EXERCISE INSTRUCTIONS: Copy each line of the entries beneath that contains the word "porrons".

## START

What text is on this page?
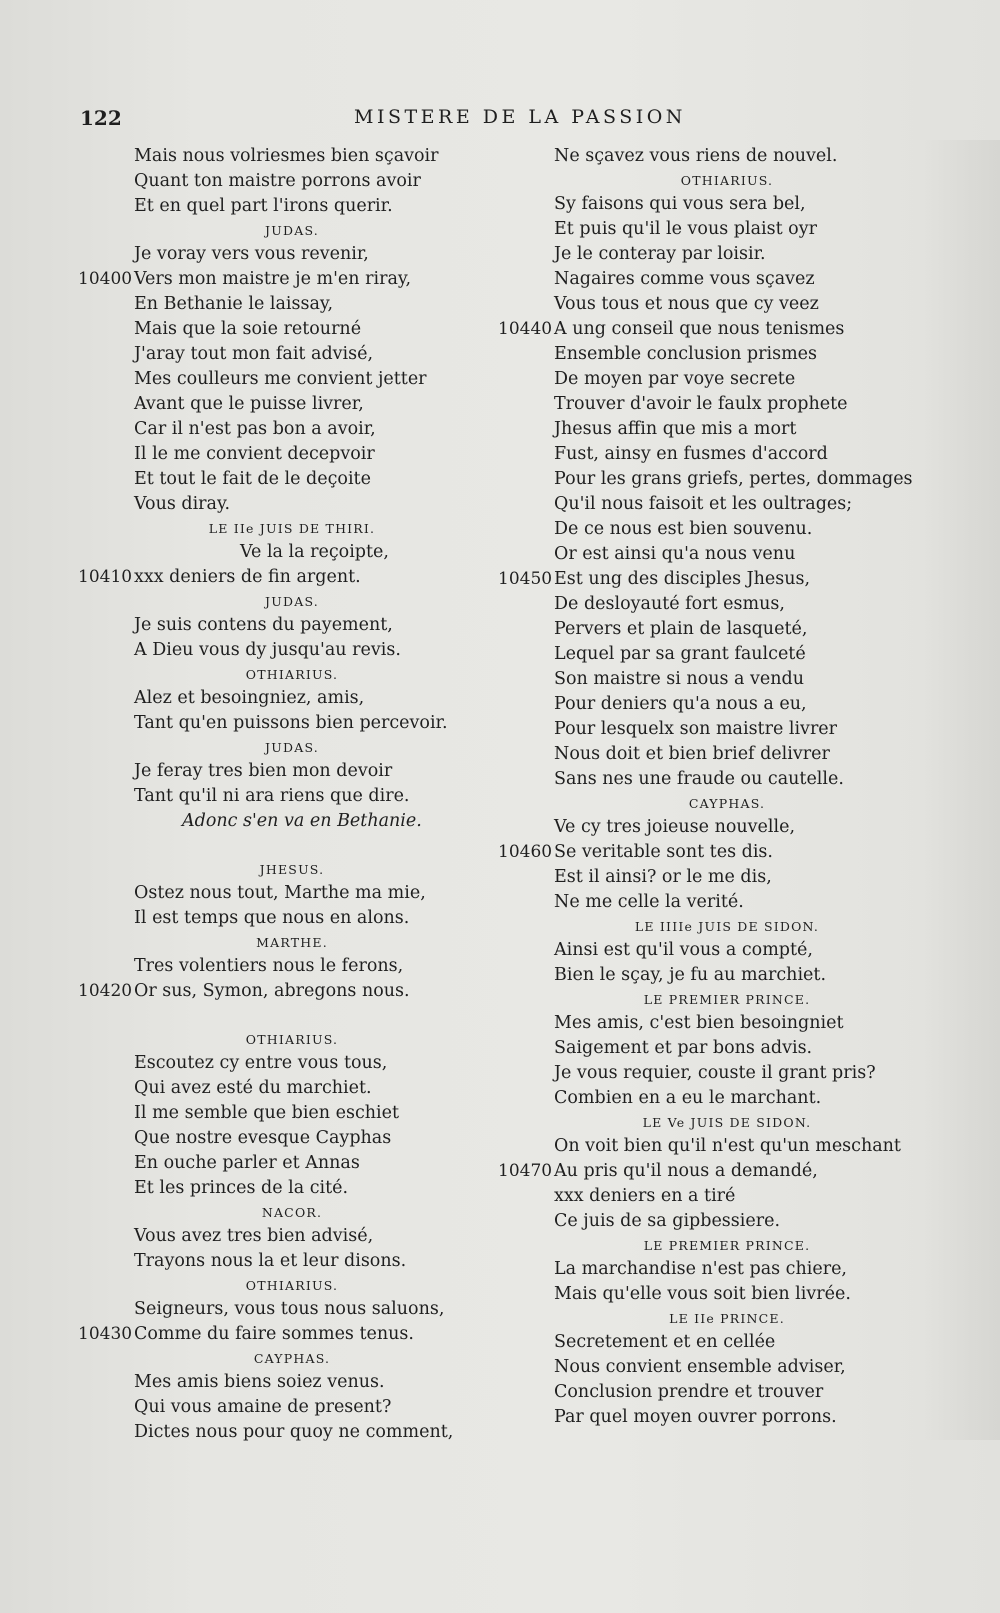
122	MISTERE DE LA PASSION
Mais nous volriesmes bien sçavoir
Quant ton maistre porrons avoir
Et en quel part l'irons querir.
JUDAS.
Je voray vers vous revenir,
10400 Vers mon maistre je m'en riray,
En Bethanie le laissay,
Mais que la soie retourné
J'aray tout mon fait advisé,
Mes coulleurs me convient jetter
Avant que le puisse livrer,
Car il n'est pas bon a avoir,
Il le me convient decepvoir
Et tout le fait de le deçoite
Vous diray.
LE IIe JUIS DE THIRI.
Ve la la reçoipte,
10410 xxx deniers de fin argent.
JUDAS.
Je suis contens du payement,
A Dieu vous dy jusqu'au revis.
OTHIARIUS.
Alez et besoingniez, amis,
Tant qu'en puissons bien percevoir.
JUDAS.
Je feray tres bien mon devoir
Tant qu'il ni ara riens que dire.
Adonc s'en va en Bethanie.
JHESUS.
Ostez nous tout, Marthe ma mie,
Il est temps que nous en alons.
MARTHE.
Tres volentiers nous le ferons,
10420 Or sus, Symon, abregons nous.
OTHIARIUS.
Escoutez cy entre vous tous,
Qui avez esté du marchiet.
Il me semble que bien eschiet
Que nostre evesque Cayphas
En ouche parler et Annas
Et les princes de la cité.
NACOR.
Vous avez tres bien advisé,
Trayons nous la et leur disons.
OTHIARIUS.
Seigneurs, vous tous nous saluons,
10430 Comme du faire sommes tenus.
CAYPHAS.
Mes amis biens soiez venus.
Qui vous amaine de present?
Dictes nous pour quoy ne comment,
Ne sçavez vous riens de nouvel.
OTHIARIUS.
Sy faisons qui vous sera bel,
Et puis qu'il le vous plaist oyr
Je le conteray par loisir.
Nagaires comme vous sçavez
Vous tous et nous que cy veez
10440 A ung conseil que nous tenismes
Ensemble conclusion prismes
De moyen par voye secrete
Trouver d'avoir le faulx prophete
Jhesus affin que mis a mort
Fust, ainsy en fusmes d'accord
Pour les grans griefs, pertes, dommages
Qu'il nous faisoit et les oultrages;
De ce nous est bien souvenu.
Or est ainsi qu'a nous venu
10450 Est ung des disciples Jhesus,
De desloyauté fort esmus,
Pervers et plain de lasqueté,
Lequel par sa grant faulceté
Son maistre si nous a vendu
Pour deniers qu'a nous a eu,
Pour lesquelx son maistre livrer
Nous doit et bien brief delivrer
Sans nes une fraude ou cautelle.
CAYPHAS.
Ve cy tres joieuse nouvelle,
10460 Se veritable sont tes dis.
Est il ainsi? or le me dis,
Ne me celle la verité.
LE IIIIe JUIS DE SIDON.
Ainsi est qu'il vous a compté,
Bien le sçay, je fu au marchiet.
LE PREMIER PRINCE.
Mes amis, c'est bien besoingniet
Saigement et par bons advis.
Je vous requier, couste il grant pris?
Combien en a eu le marchant.
LE Ve JUIS DE SIDON.
On voit bien qu'il n'est qu'un meschant
10470 Au pris qu'il nous a demandé,
xxx deniers en a tiré
Ce juis de sa gipbessiere.
LE PREMIER PRINCE.
La marchandise n'est pas chiere,
Mais qu'elle vous soit bien livrée.
LE IIe PRINCE.
Secretement et en cellée
Nous convient ensemble adviser,
Conclusion prendre et trouver
Par quel moyen ouvrer porrons.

## END

ANSWER TO THE PROBLEM:
Quant ton maistre porrons avoir
Par quel moyen ouvrer porrons.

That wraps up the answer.